EXERCISE
Among the lines below, how many carry the string "оснащению"? Reply with a number and nothing else.

BEGIN TASK DATA

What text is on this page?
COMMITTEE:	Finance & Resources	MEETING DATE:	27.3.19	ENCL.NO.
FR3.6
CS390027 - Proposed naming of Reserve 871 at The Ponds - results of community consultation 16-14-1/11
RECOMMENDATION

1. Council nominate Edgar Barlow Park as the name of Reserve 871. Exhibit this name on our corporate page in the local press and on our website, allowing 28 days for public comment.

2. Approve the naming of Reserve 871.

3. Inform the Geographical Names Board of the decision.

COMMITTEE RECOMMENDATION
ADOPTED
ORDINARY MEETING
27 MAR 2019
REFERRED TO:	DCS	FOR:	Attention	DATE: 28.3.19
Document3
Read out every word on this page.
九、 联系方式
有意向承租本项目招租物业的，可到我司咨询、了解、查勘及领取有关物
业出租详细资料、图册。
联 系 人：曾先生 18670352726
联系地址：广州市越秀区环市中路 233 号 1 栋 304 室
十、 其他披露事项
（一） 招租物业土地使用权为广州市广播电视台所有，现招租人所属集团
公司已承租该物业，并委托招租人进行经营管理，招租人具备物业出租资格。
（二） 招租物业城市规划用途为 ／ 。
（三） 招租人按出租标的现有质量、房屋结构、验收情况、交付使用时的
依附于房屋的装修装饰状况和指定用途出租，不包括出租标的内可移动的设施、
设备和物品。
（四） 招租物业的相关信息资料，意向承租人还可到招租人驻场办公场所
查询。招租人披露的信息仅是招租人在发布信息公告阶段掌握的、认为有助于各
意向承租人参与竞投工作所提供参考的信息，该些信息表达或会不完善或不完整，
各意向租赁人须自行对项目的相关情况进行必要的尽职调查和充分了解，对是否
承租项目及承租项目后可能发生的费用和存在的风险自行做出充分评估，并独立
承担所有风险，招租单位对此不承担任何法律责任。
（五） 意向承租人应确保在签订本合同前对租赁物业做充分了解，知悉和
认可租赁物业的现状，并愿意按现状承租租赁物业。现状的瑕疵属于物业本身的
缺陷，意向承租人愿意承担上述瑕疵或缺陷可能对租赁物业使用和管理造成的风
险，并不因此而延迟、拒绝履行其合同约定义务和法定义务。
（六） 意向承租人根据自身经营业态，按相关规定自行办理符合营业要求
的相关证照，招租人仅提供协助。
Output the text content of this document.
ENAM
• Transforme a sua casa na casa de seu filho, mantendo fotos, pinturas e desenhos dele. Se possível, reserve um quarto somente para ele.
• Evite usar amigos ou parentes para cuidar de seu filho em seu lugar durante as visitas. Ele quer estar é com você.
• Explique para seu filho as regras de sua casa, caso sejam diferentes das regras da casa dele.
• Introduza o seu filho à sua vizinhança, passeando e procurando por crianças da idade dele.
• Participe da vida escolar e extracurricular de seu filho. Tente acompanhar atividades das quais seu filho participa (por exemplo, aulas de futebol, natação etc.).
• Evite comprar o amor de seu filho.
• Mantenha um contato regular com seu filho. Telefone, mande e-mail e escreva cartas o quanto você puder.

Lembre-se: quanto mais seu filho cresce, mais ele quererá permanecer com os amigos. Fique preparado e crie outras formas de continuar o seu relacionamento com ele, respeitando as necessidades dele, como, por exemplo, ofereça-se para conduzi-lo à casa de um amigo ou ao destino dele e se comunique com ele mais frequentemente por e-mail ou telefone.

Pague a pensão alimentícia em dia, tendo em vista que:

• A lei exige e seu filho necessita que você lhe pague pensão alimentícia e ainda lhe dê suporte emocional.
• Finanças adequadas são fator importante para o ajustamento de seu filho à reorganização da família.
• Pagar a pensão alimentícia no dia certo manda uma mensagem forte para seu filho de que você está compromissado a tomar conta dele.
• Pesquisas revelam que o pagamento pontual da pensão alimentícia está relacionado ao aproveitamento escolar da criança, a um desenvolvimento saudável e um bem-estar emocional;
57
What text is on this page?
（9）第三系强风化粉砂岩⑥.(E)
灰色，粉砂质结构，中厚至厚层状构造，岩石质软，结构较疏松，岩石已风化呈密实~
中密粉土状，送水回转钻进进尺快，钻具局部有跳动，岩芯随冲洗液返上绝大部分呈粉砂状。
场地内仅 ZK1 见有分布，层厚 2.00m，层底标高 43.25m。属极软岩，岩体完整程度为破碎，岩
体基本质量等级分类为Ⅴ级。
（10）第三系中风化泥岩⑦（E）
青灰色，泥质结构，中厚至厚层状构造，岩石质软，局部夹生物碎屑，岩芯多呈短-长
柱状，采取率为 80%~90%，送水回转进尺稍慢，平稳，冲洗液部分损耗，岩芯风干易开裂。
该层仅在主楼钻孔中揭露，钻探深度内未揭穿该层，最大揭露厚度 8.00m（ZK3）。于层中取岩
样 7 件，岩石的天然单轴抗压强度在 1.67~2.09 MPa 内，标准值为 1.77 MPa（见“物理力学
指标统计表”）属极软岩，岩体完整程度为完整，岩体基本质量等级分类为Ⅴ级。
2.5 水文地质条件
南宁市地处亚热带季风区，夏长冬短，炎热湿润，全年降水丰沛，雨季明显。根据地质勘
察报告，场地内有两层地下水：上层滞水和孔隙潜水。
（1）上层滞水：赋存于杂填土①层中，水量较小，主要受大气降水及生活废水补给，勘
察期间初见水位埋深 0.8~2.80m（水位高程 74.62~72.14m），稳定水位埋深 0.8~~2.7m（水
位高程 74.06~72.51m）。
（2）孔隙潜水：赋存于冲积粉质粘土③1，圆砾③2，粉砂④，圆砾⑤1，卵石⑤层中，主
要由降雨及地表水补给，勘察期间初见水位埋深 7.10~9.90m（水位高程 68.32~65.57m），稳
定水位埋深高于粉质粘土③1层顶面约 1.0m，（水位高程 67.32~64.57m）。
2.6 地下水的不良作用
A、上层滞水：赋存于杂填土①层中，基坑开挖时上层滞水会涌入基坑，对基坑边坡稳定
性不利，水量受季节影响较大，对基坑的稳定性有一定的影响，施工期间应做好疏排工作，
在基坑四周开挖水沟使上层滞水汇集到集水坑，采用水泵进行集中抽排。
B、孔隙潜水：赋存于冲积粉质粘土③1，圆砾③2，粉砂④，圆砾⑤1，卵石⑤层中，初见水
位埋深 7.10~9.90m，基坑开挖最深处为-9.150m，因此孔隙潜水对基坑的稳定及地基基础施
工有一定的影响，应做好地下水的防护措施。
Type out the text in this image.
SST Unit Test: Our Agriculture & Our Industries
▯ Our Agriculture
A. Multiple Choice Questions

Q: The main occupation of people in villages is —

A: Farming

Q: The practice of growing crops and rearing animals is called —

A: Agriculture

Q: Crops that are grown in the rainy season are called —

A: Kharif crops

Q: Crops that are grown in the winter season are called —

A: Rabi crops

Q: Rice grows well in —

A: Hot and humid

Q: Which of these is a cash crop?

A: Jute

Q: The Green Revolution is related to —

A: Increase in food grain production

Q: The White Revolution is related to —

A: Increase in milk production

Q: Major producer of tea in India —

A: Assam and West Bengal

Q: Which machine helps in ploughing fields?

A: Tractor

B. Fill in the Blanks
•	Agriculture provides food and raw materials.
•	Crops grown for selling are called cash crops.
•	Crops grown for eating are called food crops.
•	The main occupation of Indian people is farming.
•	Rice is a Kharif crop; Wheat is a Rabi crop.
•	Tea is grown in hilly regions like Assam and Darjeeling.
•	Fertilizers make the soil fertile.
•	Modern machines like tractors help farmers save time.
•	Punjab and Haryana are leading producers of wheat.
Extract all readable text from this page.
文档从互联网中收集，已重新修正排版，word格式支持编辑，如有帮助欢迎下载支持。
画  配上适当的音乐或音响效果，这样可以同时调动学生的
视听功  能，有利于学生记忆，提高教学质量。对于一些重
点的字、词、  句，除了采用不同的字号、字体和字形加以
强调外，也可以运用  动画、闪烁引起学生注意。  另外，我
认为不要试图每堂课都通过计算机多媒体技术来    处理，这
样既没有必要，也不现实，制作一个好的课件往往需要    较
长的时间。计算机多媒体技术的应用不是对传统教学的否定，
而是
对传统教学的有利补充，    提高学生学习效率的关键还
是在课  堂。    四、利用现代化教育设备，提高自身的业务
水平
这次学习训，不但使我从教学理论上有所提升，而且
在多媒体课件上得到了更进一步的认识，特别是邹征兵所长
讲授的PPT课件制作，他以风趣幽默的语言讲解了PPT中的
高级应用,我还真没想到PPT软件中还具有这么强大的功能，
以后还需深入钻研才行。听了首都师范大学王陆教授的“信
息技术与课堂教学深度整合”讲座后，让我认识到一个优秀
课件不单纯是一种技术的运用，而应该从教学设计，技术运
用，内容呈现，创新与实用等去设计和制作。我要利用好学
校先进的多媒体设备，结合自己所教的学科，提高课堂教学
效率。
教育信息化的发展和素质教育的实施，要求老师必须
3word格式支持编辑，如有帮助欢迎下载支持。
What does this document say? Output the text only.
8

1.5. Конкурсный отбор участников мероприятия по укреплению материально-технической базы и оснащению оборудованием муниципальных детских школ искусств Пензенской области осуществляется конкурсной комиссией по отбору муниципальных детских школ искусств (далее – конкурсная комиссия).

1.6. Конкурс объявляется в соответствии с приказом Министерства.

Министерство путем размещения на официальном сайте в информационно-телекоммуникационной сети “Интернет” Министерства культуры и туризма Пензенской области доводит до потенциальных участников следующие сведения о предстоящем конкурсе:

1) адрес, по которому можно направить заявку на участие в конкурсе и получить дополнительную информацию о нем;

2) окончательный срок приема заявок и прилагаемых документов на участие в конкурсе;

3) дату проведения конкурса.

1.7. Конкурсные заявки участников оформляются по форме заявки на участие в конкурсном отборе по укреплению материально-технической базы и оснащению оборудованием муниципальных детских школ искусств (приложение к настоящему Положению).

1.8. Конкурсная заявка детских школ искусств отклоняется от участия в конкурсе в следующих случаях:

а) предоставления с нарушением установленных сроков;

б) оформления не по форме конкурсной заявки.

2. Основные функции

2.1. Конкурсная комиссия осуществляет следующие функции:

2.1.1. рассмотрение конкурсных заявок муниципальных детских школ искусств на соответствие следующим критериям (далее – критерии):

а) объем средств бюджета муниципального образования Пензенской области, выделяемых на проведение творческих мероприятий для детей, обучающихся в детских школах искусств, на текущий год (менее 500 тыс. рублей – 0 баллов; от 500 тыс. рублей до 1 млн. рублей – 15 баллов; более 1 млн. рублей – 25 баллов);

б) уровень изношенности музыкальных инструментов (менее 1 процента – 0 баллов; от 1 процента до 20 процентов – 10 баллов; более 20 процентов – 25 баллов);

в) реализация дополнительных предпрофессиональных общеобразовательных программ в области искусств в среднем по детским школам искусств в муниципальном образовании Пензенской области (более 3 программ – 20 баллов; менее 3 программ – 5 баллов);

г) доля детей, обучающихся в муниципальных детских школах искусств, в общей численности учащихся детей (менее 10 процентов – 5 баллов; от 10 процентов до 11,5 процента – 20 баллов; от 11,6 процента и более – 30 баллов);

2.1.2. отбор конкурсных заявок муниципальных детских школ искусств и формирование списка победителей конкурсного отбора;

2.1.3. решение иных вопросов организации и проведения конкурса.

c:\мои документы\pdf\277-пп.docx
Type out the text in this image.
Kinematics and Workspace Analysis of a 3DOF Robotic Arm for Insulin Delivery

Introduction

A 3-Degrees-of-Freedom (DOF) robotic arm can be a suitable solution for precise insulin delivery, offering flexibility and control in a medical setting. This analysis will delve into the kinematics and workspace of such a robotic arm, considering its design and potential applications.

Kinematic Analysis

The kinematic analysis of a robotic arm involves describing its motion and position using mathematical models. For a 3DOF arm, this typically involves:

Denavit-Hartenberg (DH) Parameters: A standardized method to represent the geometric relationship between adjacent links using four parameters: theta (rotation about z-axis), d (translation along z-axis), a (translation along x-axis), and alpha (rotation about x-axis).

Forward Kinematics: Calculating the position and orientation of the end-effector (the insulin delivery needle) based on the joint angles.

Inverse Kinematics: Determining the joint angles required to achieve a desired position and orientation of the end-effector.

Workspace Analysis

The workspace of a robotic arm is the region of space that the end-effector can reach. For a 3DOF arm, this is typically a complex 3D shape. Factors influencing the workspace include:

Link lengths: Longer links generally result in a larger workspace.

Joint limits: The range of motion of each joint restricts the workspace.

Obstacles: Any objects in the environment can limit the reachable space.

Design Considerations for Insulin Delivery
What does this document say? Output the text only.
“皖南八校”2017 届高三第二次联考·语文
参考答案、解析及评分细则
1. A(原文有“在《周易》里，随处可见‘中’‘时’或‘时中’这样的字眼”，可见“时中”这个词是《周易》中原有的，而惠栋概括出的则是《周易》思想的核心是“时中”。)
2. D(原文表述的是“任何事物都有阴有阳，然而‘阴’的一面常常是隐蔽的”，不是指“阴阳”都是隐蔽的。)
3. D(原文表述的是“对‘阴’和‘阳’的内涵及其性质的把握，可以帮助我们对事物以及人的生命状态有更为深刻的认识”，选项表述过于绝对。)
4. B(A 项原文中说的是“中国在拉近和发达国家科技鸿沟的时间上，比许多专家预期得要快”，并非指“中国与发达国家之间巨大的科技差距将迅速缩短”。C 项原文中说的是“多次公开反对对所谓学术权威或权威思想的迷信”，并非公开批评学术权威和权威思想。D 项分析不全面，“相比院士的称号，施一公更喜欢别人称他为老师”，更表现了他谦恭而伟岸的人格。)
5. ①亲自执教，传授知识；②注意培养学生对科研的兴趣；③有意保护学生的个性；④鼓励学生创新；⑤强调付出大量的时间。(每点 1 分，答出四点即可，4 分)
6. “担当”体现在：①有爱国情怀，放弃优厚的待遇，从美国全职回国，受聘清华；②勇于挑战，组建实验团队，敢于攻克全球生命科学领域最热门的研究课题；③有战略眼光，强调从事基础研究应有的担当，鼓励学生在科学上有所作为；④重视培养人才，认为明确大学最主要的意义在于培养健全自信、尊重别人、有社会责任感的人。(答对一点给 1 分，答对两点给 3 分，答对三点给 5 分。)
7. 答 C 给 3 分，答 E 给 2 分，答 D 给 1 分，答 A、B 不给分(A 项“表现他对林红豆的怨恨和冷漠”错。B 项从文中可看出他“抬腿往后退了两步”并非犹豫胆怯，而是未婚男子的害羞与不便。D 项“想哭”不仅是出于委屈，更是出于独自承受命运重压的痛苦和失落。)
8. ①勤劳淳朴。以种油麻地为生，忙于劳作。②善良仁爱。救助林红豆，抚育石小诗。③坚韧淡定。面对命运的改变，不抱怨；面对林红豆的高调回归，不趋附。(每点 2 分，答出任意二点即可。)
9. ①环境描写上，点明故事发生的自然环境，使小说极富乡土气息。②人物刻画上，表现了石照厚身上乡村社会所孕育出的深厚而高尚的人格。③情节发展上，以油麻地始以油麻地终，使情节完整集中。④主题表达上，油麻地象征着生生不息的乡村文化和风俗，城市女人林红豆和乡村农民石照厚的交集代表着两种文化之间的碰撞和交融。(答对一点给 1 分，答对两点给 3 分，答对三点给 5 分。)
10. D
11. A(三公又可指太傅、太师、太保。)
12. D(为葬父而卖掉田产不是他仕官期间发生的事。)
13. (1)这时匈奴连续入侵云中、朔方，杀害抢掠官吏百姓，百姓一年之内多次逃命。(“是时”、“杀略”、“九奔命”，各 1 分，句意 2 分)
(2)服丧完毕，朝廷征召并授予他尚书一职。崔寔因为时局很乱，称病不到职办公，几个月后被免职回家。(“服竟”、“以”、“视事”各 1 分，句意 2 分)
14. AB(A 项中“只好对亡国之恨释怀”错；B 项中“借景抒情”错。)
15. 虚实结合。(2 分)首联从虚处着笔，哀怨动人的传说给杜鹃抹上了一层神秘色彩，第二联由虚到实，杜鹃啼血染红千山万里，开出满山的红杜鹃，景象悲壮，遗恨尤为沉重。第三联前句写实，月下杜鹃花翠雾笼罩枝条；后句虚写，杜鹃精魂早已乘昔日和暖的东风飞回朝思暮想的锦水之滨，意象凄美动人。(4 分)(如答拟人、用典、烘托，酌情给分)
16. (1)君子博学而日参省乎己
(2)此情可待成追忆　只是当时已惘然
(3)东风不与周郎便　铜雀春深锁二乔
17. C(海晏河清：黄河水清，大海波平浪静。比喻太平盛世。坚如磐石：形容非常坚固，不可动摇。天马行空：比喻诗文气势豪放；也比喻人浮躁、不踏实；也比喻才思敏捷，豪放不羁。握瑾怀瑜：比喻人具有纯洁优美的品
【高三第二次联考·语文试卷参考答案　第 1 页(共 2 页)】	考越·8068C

END TASK DATA

ANSWER IN FULL
2